▸ **Written problem**:
Copy out the records with every "x-tick-date" renamed to "date-label", changing nothing else.

▸ **Extracted data**:

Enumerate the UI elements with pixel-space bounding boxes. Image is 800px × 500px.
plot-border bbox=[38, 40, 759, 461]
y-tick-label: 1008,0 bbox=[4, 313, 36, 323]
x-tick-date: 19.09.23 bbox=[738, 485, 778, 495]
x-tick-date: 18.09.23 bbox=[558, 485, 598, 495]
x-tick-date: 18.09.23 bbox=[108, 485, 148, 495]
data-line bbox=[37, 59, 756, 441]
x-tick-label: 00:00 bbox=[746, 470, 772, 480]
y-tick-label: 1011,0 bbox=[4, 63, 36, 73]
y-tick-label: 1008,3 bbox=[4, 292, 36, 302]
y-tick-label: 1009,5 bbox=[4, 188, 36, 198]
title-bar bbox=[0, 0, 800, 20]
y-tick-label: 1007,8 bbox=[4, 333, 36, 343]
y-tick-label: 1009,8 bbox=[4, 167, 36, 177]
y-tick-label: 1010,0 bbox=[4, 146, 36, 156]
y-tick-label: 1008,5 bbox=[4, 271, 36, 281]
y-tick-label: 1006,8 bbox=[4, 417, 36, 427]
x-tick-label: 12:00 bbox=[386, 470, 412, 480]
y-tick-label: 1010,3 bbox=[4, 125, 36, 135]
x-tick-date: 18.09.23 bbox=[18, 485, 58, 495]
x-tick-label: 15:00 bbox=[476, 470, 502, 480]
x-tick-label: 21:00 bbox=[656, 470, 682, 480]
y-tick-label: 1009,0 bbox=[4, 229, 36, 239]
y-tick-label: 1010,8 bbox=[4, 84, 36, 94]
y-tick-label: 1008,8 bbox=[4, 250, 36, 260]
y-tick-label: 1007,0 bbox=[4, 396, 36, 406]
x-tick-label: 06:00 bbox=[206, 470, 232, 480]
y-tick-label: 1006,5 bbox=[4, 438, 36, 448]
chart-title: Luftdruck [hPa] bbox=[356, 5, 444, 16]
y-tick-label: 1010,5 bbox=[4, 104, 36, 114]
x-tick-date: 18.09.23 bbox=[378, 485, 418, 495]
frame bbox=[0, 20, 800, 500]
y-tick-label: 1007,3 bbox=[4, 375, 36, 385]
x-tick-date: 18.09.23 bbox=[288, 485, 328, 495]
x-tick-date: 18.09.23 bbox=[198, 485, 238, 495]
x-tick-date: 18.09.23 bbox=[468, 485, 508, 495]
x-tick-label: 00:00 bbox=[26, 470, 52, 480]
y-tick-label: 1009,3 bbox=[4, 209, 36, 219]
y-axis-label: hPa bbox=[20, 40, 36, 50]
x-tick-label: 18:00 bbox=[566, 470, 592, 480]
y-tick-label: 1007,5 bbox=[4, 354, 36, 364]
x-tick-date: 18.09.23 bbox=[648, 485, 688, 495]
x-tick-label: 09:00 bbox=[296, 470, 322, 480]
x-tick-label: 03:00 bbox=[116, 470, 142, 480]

▸ **Complete output**:
Enumerate the UI elements with pixel-space bounding boxes. Image is 800px × 500px.
plot-border bbox=[38, 40, 759, 461]
y-tick-label: 1008,0 bbox=[4, 313, 36, 323]
date-label: 19.09.23 bbox=[738, 485, 778, 495]
date-label: 18.09.23 bbox=[558, 485, 598, 495]
date-label: 18.09.23 bbox=[108, 485, 148, 495]
data-line bbox=[37, 59, 756, 441]
x-tick-label: 00:00 bbox=[746, 470, 772, 480]
y-tick-label: 1011,0 bbox=[4, 63, 36, 73]
y-tick-label: 1008,3 bbox=[4, 292, 36, 302]
y-tick-label: 1009,5 bbox=[4, 188, 36, 198]
title-bar bbox=[0, 0, 800, 20]
y-tick-label: 1007,8 bbox=[4, 333, 36, 343]
y-tick-label: 1009,8 bbox=[4, 167, 36, 177]
y-tick-label: 1010,0 bbox=[4, 146, 36, 156]
y-tick-label: 1008,5 bbox=[4, 271, 36, 281]
y-tick-label: 1006,8 bbox=[4, 417, 36, 427]
x-tick-label: 12:00 bbox=[386, 470, 412, 480]
y-tick-label: 1010,3 bbox=[4, 125, 36, 135]
date-label: 18.09.23 bbox=[18, 485, 58, 495]
x-tick-label: 15:00 bbox=[476, 470, 502, 480]
x-tick-label: 21:00 bbox=[656, 470, 682, 480]
y-tick-label: 1009,0 bbox=[4, 229, 36, 239]
y-tick-label: 1010,8 bbox=[4, 84, 36, 94]
y-tick-label: 1008,8 bbox=[4, 250, 36, 260]
y-tick-label: 1007,0 bbox=[4, 396, 36, 406]
x-tick-label: 06:00 bbox=[206, 470, 232, 480]
y-tick-label: 1006,5 bbox=[4, 438, 36, 448]
chart-title: Luftdruck [hPa] bbox=[356, 5, 444, 16]
y-tick-label: 1010,5 bbox=[4, 104, 36, 114]
date-label: 18.09.23 bbox=[378, 485, 418, 495]
frame bbox=[0, 20, 800, 500]
y-tick-label: 1007,3 bbox=[4, 375, 36, 385]
date-label: 18.09.23 bbox=[288, 485, 328, 495]
date-label: 18.09.23 bbox=[198, 485, 238, 495]
date-label: 18.09.23 bbox=[468, 485, 508, 495]
x-tick-label: 00:00 bbox=[26, 470, 52, 480]
y-tick-label: 1009,3 bbox=[4, 209, 36, 219]
y-axis-label: hPa bbox=[20, 40, 36, 50]
x-tick-label: 18:00 bbox=[566, 470, 592, 480]
y-tick-label: 1007,5 bbox=[4, 354, 36, 364]
date-label: 18.09.23 bbox=[648, 485, 688, 495]
x-tick-label: 09:00 bbox=[296, 470, 322, 480]
x-tick-label: 03:00 bbox=[116, 470, 142, 480]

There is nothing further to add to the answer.